PROVIDED DATA ::
——————

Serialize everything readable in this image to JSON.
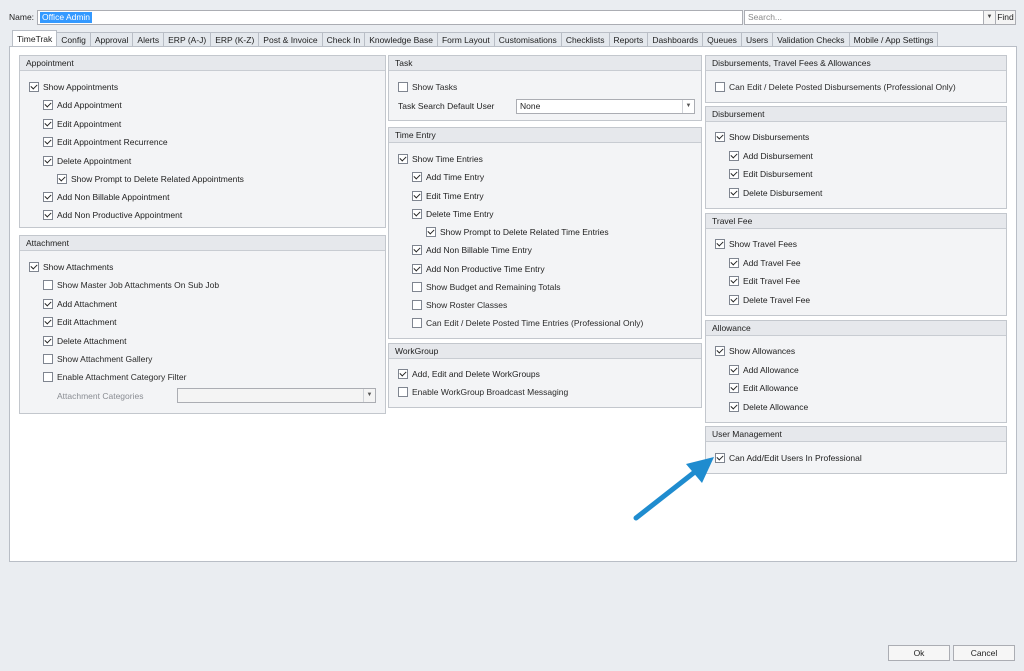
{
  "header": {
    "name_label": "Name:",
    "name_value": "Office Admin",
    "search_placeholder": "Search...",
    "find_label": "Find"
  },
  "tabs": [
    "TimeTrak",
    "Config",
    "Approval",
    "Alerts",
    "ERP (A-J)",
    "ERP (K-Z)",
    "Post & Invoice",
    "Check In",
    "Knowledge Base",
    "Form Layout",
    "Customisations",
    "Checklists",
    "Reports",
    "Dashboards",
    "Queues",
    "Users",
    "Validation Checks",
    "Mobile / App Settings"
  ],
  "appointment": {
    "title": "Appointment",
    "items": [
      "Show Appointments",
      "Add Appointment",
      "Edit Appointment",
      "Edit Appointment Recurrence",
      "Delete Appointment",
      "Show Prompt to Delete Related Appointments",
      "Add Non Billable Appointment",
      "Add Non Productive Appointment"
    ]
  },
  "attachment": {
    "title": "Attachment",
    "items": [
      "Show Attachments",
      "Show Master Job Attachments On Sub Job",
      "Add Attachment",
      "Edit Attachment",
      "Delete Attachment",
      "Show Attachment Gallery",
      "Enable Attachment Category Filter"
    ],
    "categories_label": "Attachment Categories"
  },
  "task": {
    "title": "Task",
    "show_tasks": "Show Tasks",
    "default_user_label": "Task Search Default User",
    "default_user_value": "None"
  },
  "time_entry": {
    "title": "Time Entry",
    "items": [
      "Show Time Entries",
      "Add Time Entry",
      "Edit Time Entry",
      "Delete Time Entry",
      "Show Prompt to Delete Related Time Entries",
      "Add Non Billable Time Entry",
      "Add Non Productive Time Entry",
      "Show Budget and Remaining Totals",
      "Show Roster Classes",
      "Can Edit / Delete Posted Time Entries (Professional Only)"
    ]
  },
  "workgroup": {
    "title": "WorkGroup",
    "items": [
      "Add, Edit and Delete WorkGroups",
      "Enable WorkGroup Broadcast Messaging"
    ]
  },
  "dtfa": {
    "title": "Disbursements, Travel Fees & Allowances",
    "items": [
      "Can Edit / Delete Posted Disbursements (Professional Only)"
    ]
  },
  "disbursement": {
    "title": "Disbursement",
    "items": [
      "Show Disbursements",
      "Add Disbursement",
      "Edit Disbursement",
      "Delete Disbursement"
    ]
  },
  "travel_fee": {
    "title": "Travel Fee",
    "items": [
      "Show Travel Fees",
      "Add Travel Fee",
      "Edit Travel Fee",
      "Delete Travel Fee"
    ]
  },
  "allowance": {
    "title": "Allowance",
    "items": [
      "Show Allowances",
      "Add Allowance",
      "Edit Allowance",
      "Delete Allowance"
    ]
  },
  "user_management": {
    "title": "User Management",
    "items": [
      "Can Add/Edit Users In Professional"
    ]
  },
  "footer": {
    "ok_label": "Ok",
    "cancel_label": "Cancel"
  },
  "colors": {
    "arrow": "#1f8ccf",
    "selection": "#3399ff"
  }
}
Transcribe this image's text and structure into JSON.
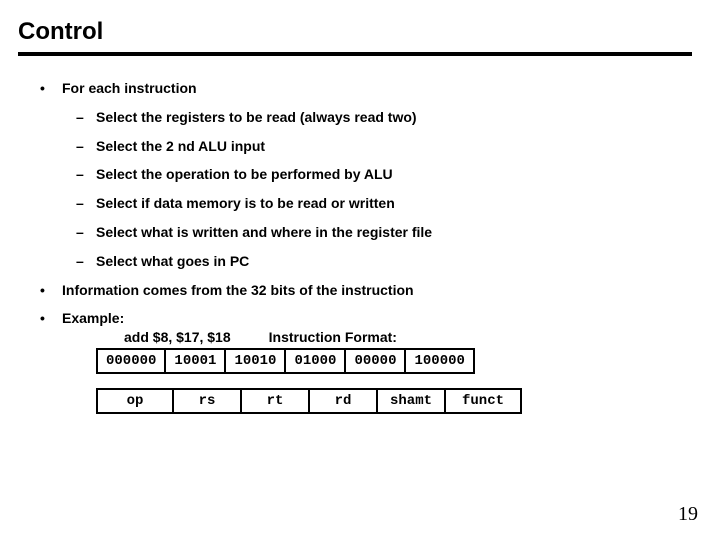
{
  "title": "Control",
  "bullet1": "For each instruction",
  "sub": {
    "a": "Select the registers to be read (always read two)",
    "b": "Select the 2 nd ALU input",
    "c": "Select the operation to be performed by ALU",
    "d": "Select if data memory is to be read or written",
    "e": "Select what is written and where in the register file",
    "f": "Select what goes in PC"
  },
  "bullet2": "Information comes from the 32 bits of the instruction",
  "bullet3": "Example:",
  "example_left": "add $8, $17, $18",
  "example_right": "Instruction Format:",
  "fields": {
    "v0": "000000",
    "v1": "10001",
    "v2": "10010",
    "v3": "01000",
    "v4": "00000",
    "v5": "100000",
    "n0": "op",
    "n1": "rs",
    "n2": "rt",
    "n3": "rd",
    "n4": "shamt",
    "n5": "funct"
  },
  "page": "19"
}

——————

WORK TO COMPLETE :: The records above are to be quoted exactly, with all pictures left out.

SOLUTION FOR THIS PROBLEM ::
Serialize everything readable in this image to JSON.
{
  "header": {
    "name_label": "Name:",
    "name_value": "Office Admin",
    "search_placeholder": "Search...",
    "find_label": "Find"
  },
  "tabs": [
    "TimeTrak",
    "Config",
    "Approval",
    "Alerts",
    "ERP (A-J)",
    "ERP (K-Z)",
    "Post & Invoice",
    "Check In",
    "Knowledge Base",
    "Form Layout",
    "Customisations",
    "Checklists",
    "Reports",
    "Dashboards",
    "Queues",
    "Users",
    "Validation Checks",
    "Mobile / App Settings"
  ],
  "appointment": {
    "title": "Appointment",
    "items": [
      "Show Appointments",
      "Add Appointment",
      "Edit Appointment",
      "Edit Appointment Recurrence",
      "Delete Appointment",
      "Show Prompt to Delete Related Appointments",
      "Add Non Billable Appointment",
      "Add Non Productive Appointment"
    ]
  },
  "attachment": {
    "title": "Attachment",
    "items": [
      "Show Attachments",
      "Show Master Job Attachments On Sub Job",
      "Add Attachment",
      "Edit Attachment",
      "Delete Attachment",
      "Show Attachment Gallery",
      "Enable Attachment Category Filter"
    ],
    "categories_label": "Attachment Categories"
  },
  "task": {
    "title": "Task",
    "show_tasks": "Show Tasks",
    "default_user_label": "Task Search Default User",
    "default_user_value": "None"
  },
  "time_entry": {
    "title": "Time Entry",
    "items": [
      "Show Time Entries",
      "Add Time Entry",
      "Edit Time Entry",
      "Delete Time Entry",
      "Show Prompt to Delete Related Time Entries",
      "Add Non Billable Time Entry",
      "Add Non Productive Time Entry",
      "Show Budget and Remaining Totals",
      "Show Roster Classes",
      "Can Edit / Delete Posted Time Entries (Professional Only)"
    ]
  },
  "workgroup": {
    "title": "WorkGroup",
    "items": [
      "Add, Edit and Delete WorkGroups",
      "Enable WorkGroup Broadcast Messaging"
    ]
  },
  "dtfa": {
    "title": "Disbursements, Travel Fees & Allowances",
    "items": [
      "Can Edit / Delete Posted Disbursements (Professional Only)"
    ]
  },
  "disbursement": {
    "title": "Disbursement",
    "items": [
      "Show Disbursements",
      "Add Disbursement",
      "Edit Disbursement",
      "Delete Disbursement"
    ]
  },
  "travel_fee": {
    "title": "Travel Fee",
    "items": [
      "Show Travel Fees",
      "Add Travel Fee",
      "Edit Travel Fee",
      "Delete Travel Fee"
    ]
  },
  "allowance": {
    "title": "Allowance",
    "items": [
      "Show Allowances",
      "Add Allowance",
      "Edit Allowance",
      "Delete Allowance"
    ]
  },
  "user_management": {
    "title": "User Management",
    "items": [
      "Can Add/Edit Users In Professional"
    ]
  },
  "footer": {
    "ok_label": "Ok",
    "cancel_label": "Cancel"
  },
  "colors": {
    "arrow": "#1f8ccf",
    "selection": "#3399ff"
  }
}
Transcribe this image's text and structure into JSON.
{
  "title": "Control",
  "bullet1": "For each instruction",
  "sub": {
    "a": "Select the registers to be read (always read two)",
    "b": "Select the 2 nd ALU input",
    "c": "Select the operation to be performed by ALU",
    "d": "Select if data memory is to be read or written",
    "e": "Select what is written and where in the register file",
    "f": "Select what goes in PC"
  },
  "bullet2": "Information comes from the 32 bits of the instruction",
  "bullet3": "Example:",
  "example_left": "add $8, $17, $18",
  "example_right": "Instruction Format:",
  "fields": {
    "v0": "000000",
    "v1": "10001",
    "v2": "10010",
    "v3": "01000",
    "v4": "00000",
    "v5": "100000",
    "n0": "op",
    "n1": "rs",
    "n2": "rt",
    "n3": "rd",
    "n4": "shamt",
    "n5": "funct"
  },
  "page": "19"
}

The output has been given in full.